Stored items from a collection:
-----

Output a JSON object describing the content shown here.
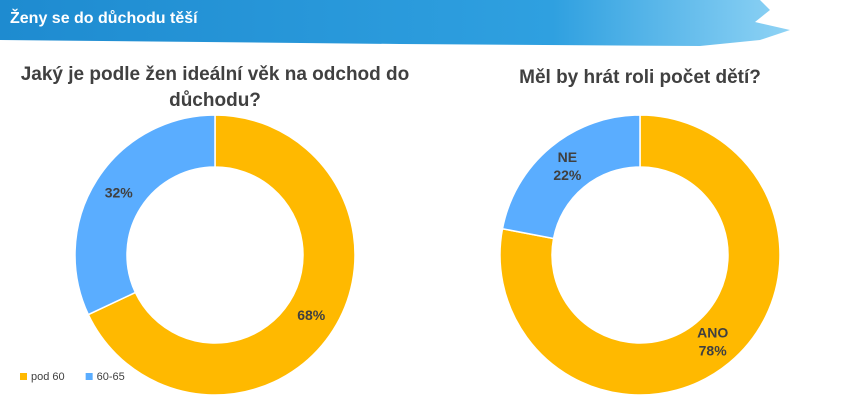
{
  "slide_title": "Ženy se do důchodu těší",
  "chart_data": [
    {
      "type": "donut",
      "title": "Jaký je podle žen ideální věk na odchod do důchodu?",
      "categories": [
        "pod 60",
        "60-65"
      ],
      "values": [
        68,
        32
      ],
      "value_labels": [
        "68%",
        "32%"
      ],
      "colors": [
        "#FFB900",
        "#5AADFF"
      ],
      "legend": "bottom-left"
    },
    {
      "type": "donut",
      "title": "Měl by hrát roli počet dětí?",
      "categories": [
        "ANO",
        "NE"
      ],
      "values": [
        78,
        22
      ],
      "value_labels": [
        "78%",
        "22%"
      ],
      "colors": [
        "#FFB900",
        "#5AADFF"
      ]
    }
  ]
}
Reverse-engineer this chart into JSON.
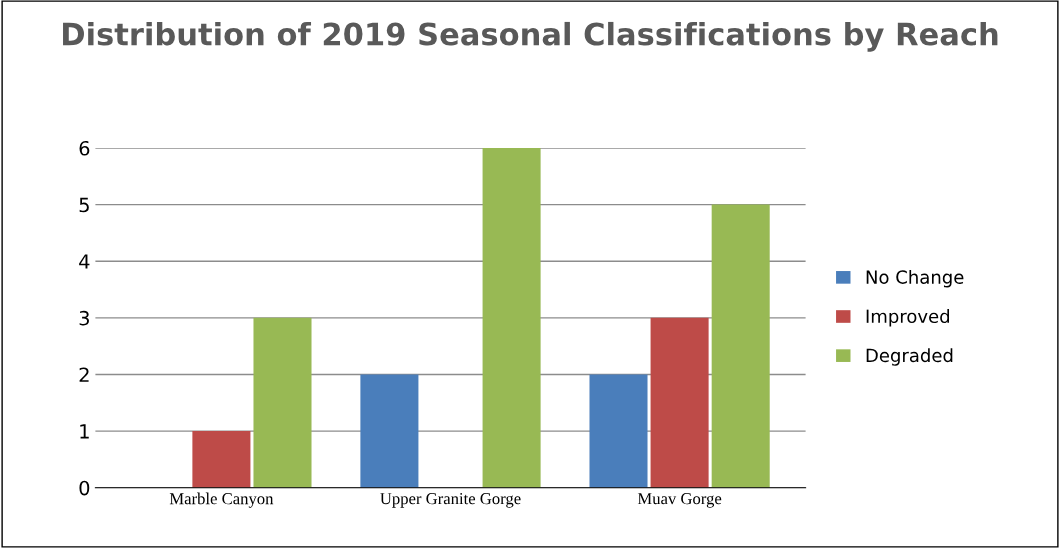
{
  "chart_data": {
    "type": "bar",
    "title": "Distribution of 2019 Seasonal Classifications by Reach",
    "categories": [
      "Marble Canyon",
      "Upper Granite Gorge",
      "Muav Gorge"
    ],
    "series": [
      {
        "name": "No Change",
        "color": "#4a7ebb",
        "values": [
          0,
          2,
          2
        ]
      },
      {
        "name": "Improved",
        "color": "#be4b48",
        "values": [
          1,
          0,
          3
        ]
      },
      {
        "name": "Degraded",
        "color": "#98b954",
        "values": [
          3,
          6,
          5
        ]
      }
    ],
    "ylim": [
      0,
      6
    ],
    "yticks": [
      0,
      1,
      2,
      3,
      4,
      5,
      6
    ],
    "grid": "y",
    "legend": "right"
  }
}
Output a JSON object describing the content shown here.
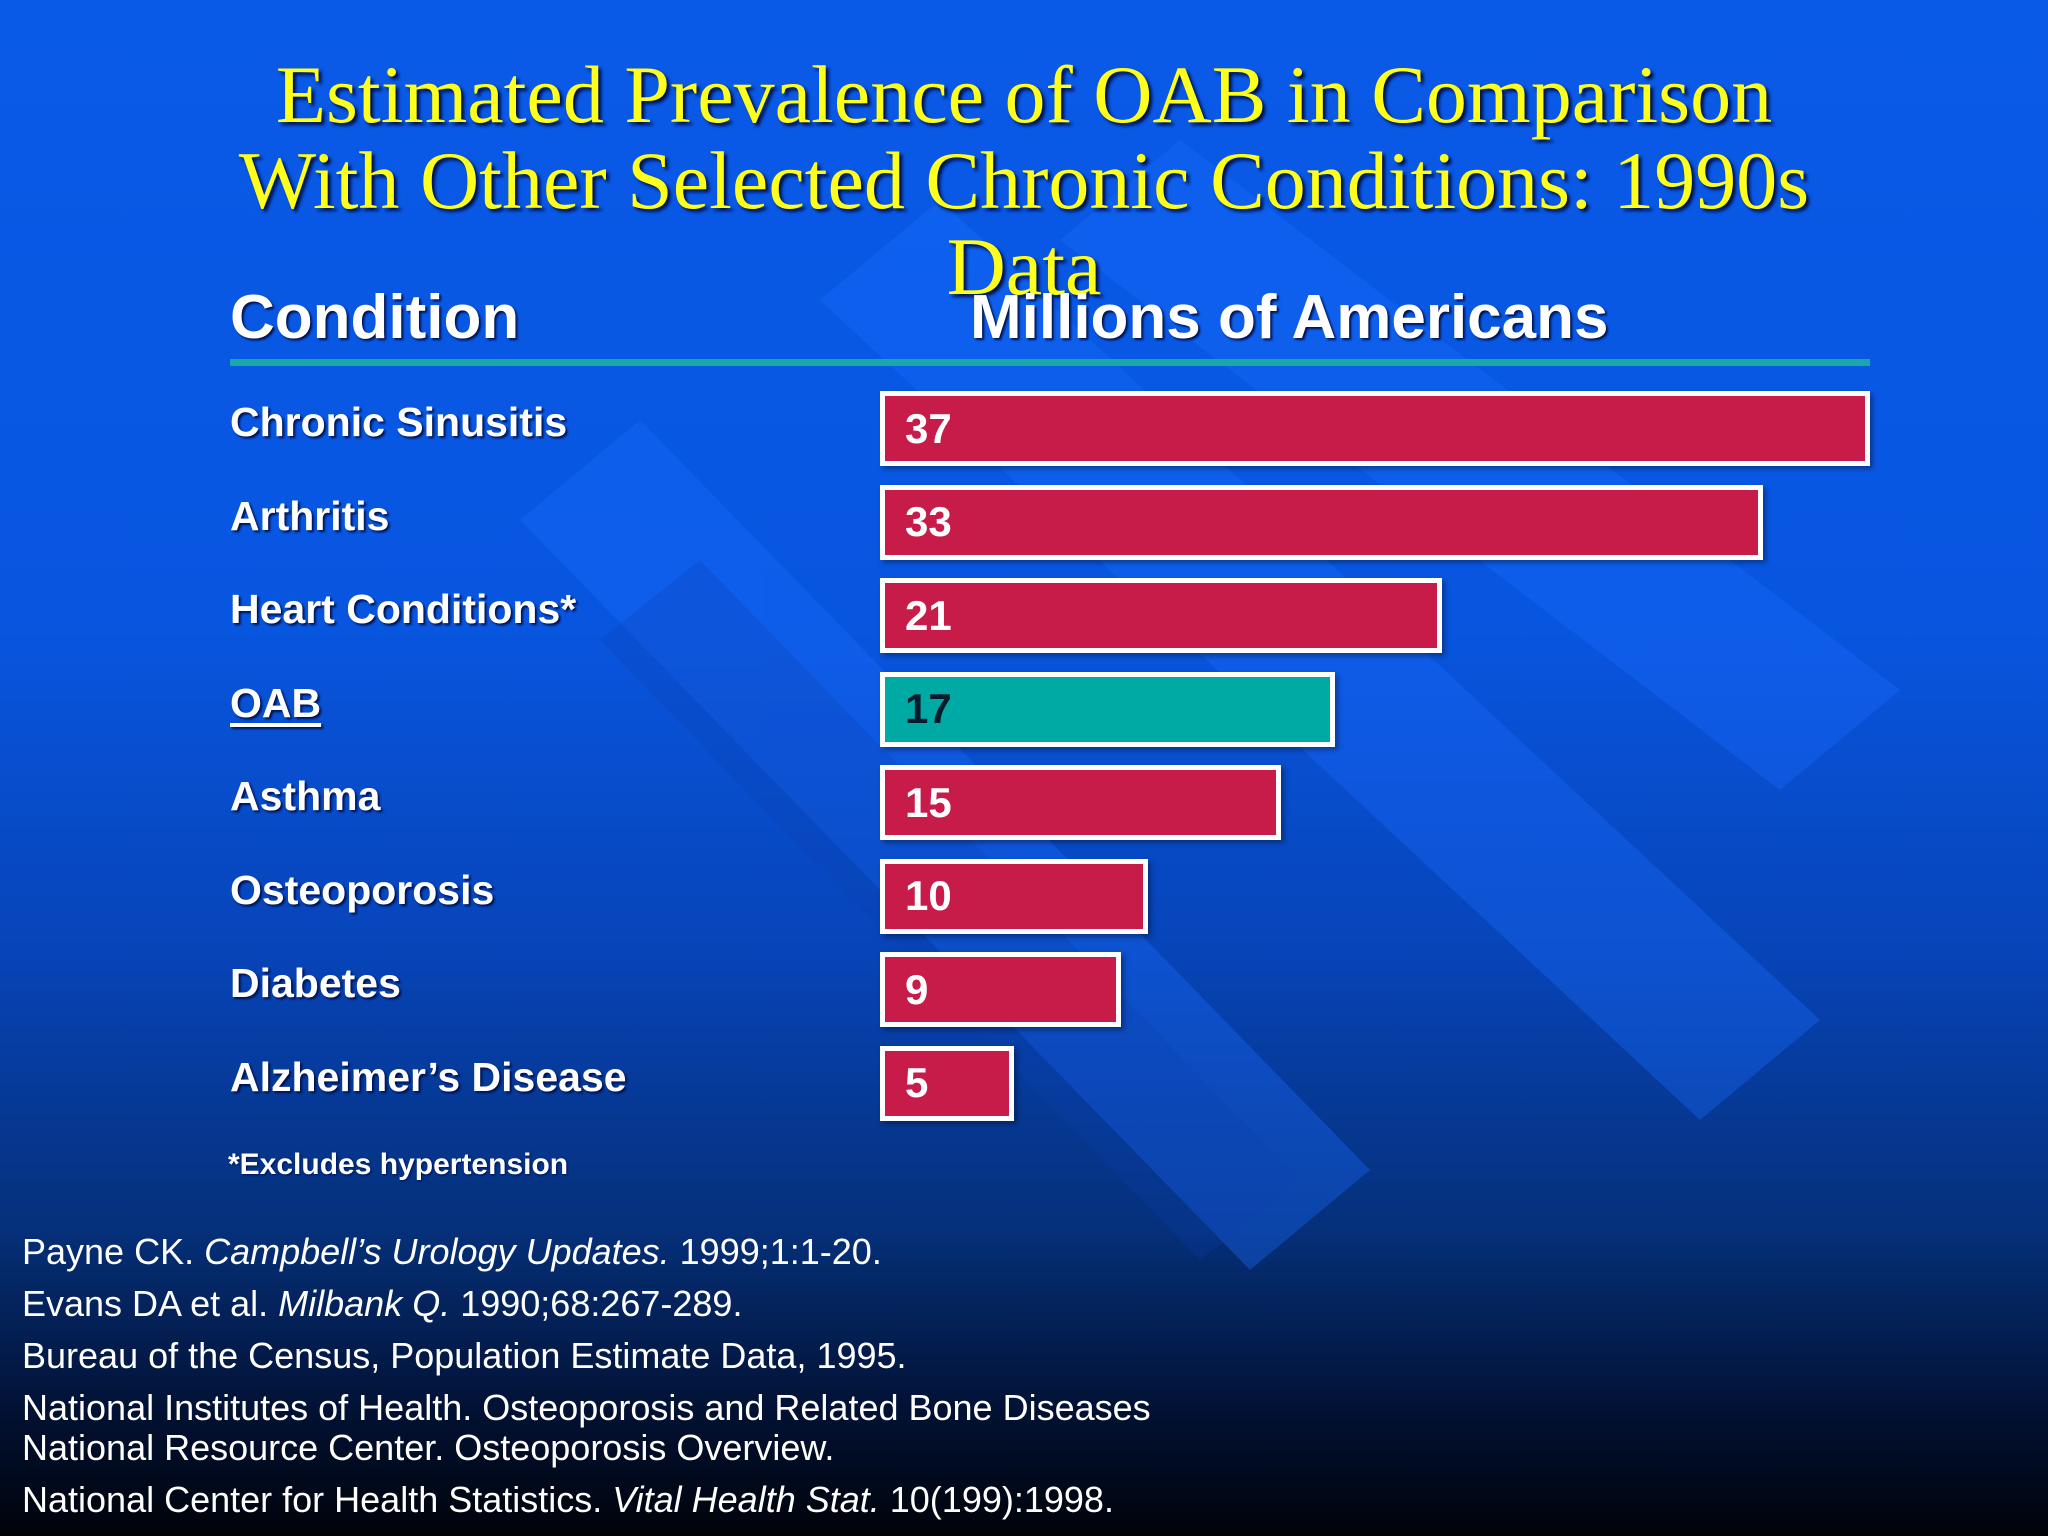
{
  "slide": {
    "title_lines": [
      "Estimated Prevalence of OAB in Comparison",
      "With Other Selected Chronic Conditions: 1990s",
      "Data"
    ],
    "condition_header": "Condition",
    "value_header": "Millions of Americans",
    "footnote": "*Excludes hypertension",
    "colors": {
      "bar": "#c71b49",
      "highlight_bar": "#00aaa4",
      "title": "#ffff1e",
      "rule": "#18a8a6"
    }
  },
  "chart_data": {
    "type": "bar",
    "orientation": "horizontal",
    "title": "Estimated Prevalence of OAB in Comparison With Other Selected Chronic Conditions: 1990s Data",
    "xlabel": "Millions of Americans",
    "ylabel": "Condition",
    "categories": [
      "Chronic Sinusitis",
      "Arthritis",
      "Heart Conditions*",
      "OAB",
      "Asthma",
      "Osteoporosis",
      "Diabetes",
      "Alzheimer’s Disease"
    ],
    "values": [
      37,
      33,
      21,
      17,
      15,
      10,
      9,
      5
    ],
    "value_labels": [
      "37",
      "33",
      "21",
      "17",
      "15",
      "10",
      "9",
      "5"
    ],
    "highlight_category": "OAB",
    "xlim": [
      0,
      37
    ],
    "grid": false
  },
  "references": [
    {
      "parts": [
        {
          "text": "Payne CK. ",
          "italic": false
        },
        {
          "text": "Campbell’s Urology Updates.",
          "italic": true
        },
        {
          "text": " 1999;1:1-20.",
          "italic": false
        }
      ]
    },
    {
      "parts": [
        {
          "text": "Evans DA et al. ",
          "italic": false
        },
        {
          "text": "Milbank Q.",
          "italic": true
        },
        {
          "text": " 1990;68:267-289.",
          "italic": false
        }
      ]
    },
    {
      "parts": [
        {
          "text": "Bureau of the Census, Population Estimate Data, 1995.",
          "italic": false
        }
      ]
    },
    {
      "parts": [
        {
          "text": "National Institutes of Health.  Osteoporosis and Related Bone Diseases",
          "italic": false
        },
        {
          "text": "National Resource Center. Osteoporosis Overview.",
          "italic": false,
          "newline": true
        }
      ]
    },
    {
      "parts": [
        {
          "text": "National Center for Health Statistics. ",
          "italic": false
        },
        {
          "text": "Vital Health Stat.",
          "italic": true
        },
        {
          "text": " 10(199):1998.",
          "italic": false
        }
      ]
    }
  ]
}
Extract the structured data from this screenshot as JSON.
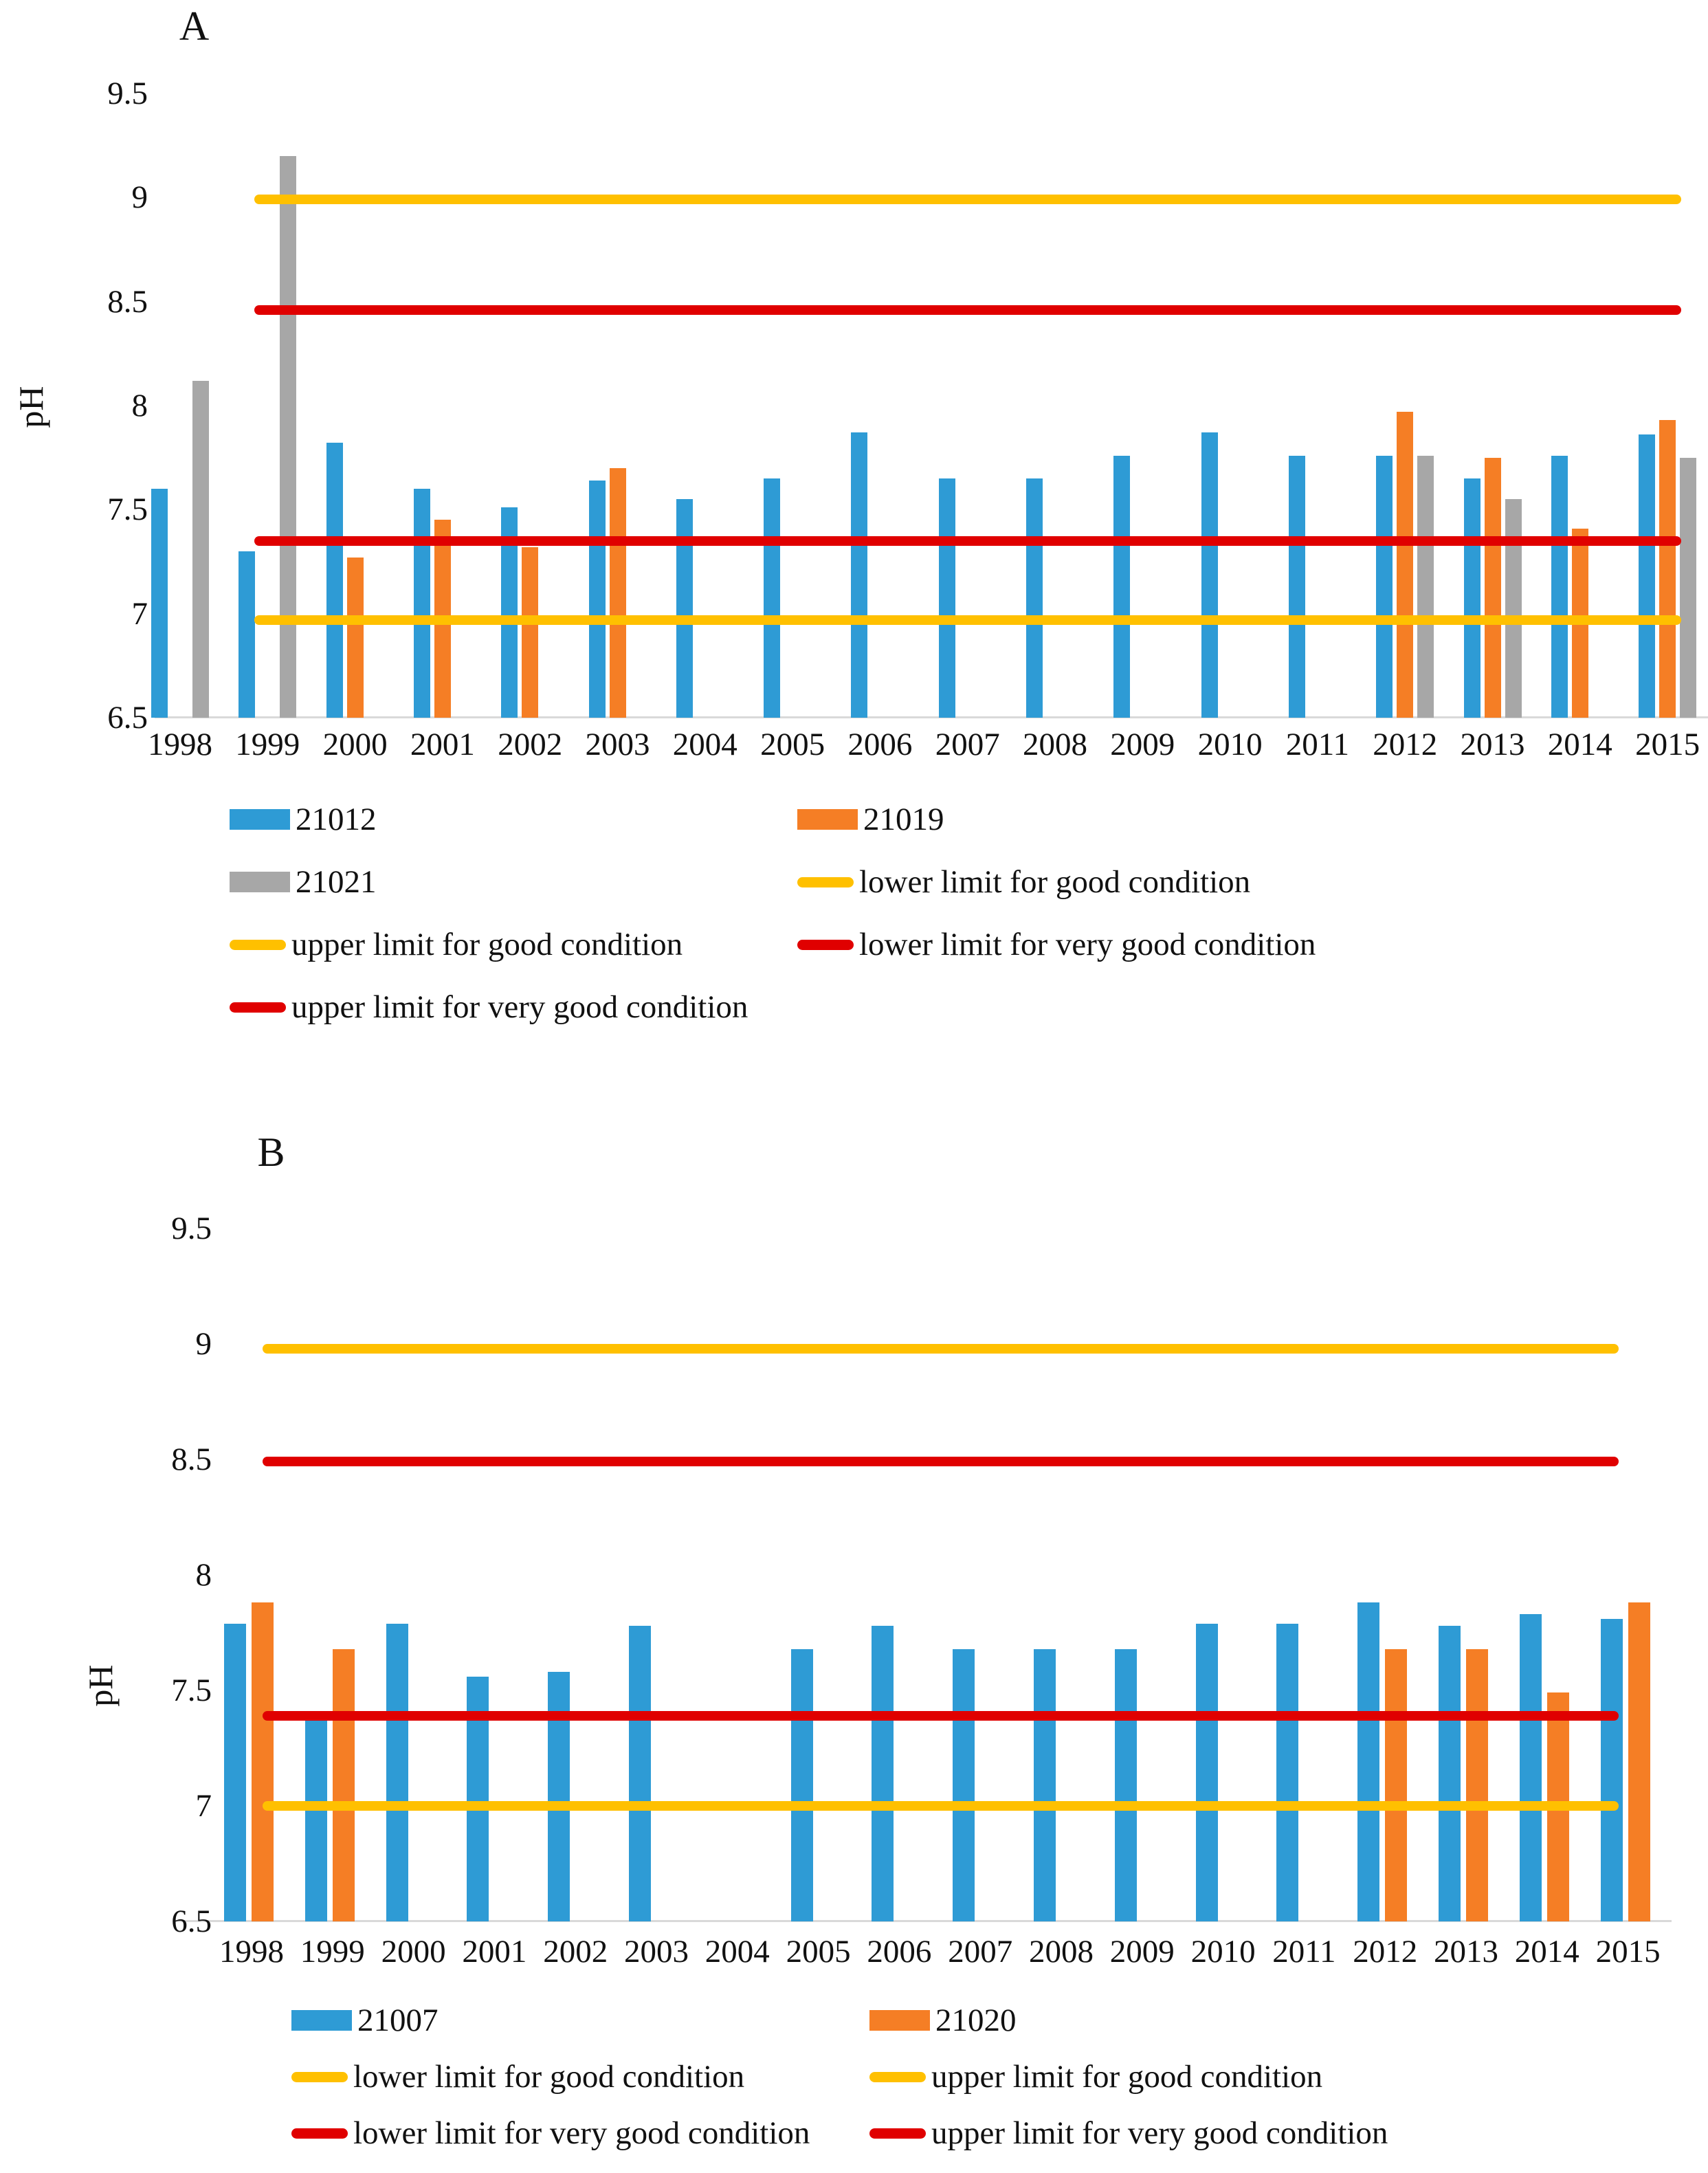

-----

[TASK DETAILS] Select and copy every line of the listing with the word "důchodu".

[CORRECT ANSWER]
  "slide_title": "Ženy se do důchodu těší",
      "title": "Jaký je podle žen ideální věk na odchod do důchodu?",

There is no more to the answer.